# [AUSGANGSTEXT]

════════

Der „Musik Convoy“ in Kinderhaus
Auf den Spuren großer Stars

Münster-Kinderhaus -

In den 80er-Jahren war er Kult: Der „Musik Convoy“ des WWF/WDR, der quer durch NRW tourte und auf dessen Ladefläche Größen wie „Depeche Mode“, „UB 40“ und „New Order“ ihre größten Hits zum Besten gaben. Oftmals waren die Auftritte für die Bewohner des jeweiligen Städtchens eine Riesen-Überraschung. Nun kam der Nachfolger des „Musik Convoys“ nach Kinderhaus – allerdings in leicht abgewandelter Form.

Sonntag, 22.07.2018, 18:36 Uhr

Auch Juliana, Angelina und Jojo (v.l.) sangen auf dem „Musik Convoy“ und ernteten dafür jede Menge Jubel. Wie bei den „Großen“ zückten die Gäste zur Erinnerung die Handys.
Auch Juliana, Angelina und Jojo (v.l.) sangen auf dem „Musik Convoy“ und ernteten dafür jede Menge Jubel. Wie bei den „Großen“ zückten die Gäste zur Erinnerung die Handys. Foto: sn

Das Ganze ist ein Bühnenprojekt der Künstlergruppe „Sozialpalast“, die gemeinsam mit örtlichen Jugendeinrichtungen ein fetziges Programm mit Rap, Break- und Afrodance, Popsongs und Graffiti auf die Beine stellt. Das sei eine „Hommage“ an den damaligen „Musik Convoy“ des WDR, meinte Erik Biembacher vom „Sozialpalast“. Es sei aber zugleich auch eine Möglichkeit für die Jugendlichen, „den öffentlichen Raum zu besetzen“ und auf der Bühne zu zeigen, was sie könnten. Es gebe viel Kultur im Stadtteil.

════════

# [BEREITGESTELLTE ANGABEN]

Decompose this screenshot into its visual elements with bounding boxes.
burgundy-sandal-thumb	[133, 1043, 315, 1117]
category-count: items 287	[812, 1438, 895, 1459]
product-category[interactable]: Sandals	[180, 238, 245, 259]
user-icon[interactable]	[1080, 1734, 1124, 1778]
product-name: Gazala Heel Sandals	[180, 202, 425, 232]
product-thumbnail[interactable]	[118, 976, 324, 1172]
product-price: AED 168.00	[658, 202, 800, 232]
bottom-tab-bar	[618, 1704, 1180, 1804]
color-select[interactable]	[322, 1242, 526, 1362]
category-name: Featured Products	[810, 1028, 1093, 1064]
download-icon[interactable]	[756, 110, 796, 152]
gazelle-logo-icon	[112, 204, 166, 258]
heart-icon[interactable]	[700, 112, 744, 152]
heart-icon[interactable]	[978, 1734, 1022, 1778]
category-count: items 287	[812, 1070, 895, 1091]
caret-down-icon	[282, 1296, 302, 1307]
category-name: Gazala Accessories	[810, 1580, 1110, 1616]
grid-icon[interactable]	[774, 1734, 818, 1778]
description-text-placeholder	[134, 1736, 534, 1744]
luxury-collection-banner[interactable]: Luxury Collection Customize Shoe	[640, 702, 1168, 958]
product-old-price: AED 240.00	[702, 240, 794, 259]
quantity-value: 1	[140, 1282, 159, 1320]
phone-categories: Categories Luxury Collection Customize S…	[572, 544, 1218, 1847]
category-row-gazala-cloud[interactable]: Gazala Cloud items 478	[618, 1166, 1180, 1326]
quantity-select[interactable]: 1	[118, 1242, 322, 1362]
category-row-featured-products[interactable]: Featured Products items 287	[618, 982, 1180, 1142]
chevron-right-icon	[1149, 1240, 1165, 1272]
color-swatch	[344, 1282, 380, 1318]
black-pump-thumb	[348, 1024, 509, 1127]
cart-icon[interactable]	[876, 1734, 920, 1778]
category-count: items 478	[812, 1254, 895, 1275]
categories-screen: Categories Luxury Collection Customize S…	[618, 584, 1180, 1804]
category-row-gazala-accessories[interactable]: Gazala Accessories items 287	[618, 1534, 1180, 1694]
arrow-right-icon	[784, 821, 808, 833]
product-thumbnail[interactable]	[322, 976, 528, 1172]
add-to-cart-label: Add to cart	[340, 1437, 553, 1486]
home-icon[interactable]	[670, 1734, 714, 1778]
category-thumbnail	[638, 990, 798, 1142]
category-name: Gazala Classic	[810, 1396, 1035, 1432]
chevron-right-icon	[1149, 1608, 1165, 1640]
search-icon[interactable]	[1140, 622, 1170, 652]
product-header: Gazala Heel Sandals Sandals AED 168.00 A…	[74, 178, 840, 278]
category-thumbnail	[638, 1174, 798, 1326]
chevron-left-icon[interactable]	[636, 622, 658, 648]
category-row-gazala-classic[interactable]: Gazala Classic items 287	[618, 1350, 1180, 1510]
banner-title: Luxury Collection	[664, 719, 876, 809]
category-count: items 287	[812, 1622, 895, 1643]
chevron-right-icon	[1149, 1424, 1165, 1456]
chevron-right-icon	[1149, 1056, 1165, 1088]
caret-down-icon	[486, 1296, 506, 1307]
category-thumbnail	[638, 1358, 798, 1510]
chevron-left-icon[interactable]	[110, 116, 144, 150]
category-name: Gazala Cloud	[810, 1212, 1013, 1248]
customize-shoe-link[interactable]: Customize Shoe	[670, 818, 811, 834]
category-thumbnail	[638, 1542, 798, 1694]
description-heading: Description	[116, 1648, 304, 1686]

════════

# [DIE AUFGABE]
Setze den Bericht über den „Musik Convoy“ in Kinderhaus im Anschluss an seinen letzten Satz fort. Die Zeilen spielen hierfür keine Rolle.

# [GELÖSTE AUFGABE]
„Wir sind Mitorganisator“, sagte Thomas Kollmann, der Leiter des Begegnungszentrums Kinderhaus. Er findet das Projekt wichtig: „Der Sprickmannplatz ist für die Zukunft von Münster genauso wichtig wie der Prinzipalmarkt.“

Im Jugendsalon hatte es eine Woche lang Workshops der Künstlergruppe gegeben. Tanz und Performance standen auf dem Programm ebenso wie Rap, Gesang und Songwriting (Texte verfassen). Den Jugendlichen wurde Mut gemacht, ihren kreativen Fähigkeiten Ausdruck zu verleihen. Auch der elfjährige Ali war dabei: „Ich rappe“, meinte er und gab sogleich eine Kostprobe am „Musik Convoy“-Truck. Sein Song „Freestyler“ ist eine Mixtur aus deutsch-englischem Sprechgesang, so wie man ihn manchmal auch auf den Straßen der Schleife hören kann. „Ich will das vielleicht mal professionell machen“, sagte er.

Nachmittags begann am Freitag der Aufbau des „Musik Convoys“. Am frühen Abend begann die Show, viele Zuschauer harrten die zweieinhalb Stunden aus, so groß war die Spannung. Manche Jugendliche sprühten auch Graffiti auf die Rückseite des Lkw, das war zugleich ebenfalls Teil des „Musik Convoy“-Projektes.

Viele aktuelle Hits hörte man dann bei den Gesangs- Auftritten, die manchmal solo vonstatten gingen, manchmal zu zweit oder zu dritt. Jede Menge Begeisterung war ebenso bei den Tanzperformances auf dem Sprickmannplatz zu hören. Und fast selbstverständlich: Auch der WDR übertrug diese musikalische Hommage an seine legendäre Sendung per Liveschaltung in die „Lokalzeit“. Für den „Musik Convoy“ indes geht es schon weiter: Ab diesem Montag steht er für eine Woche in Werne.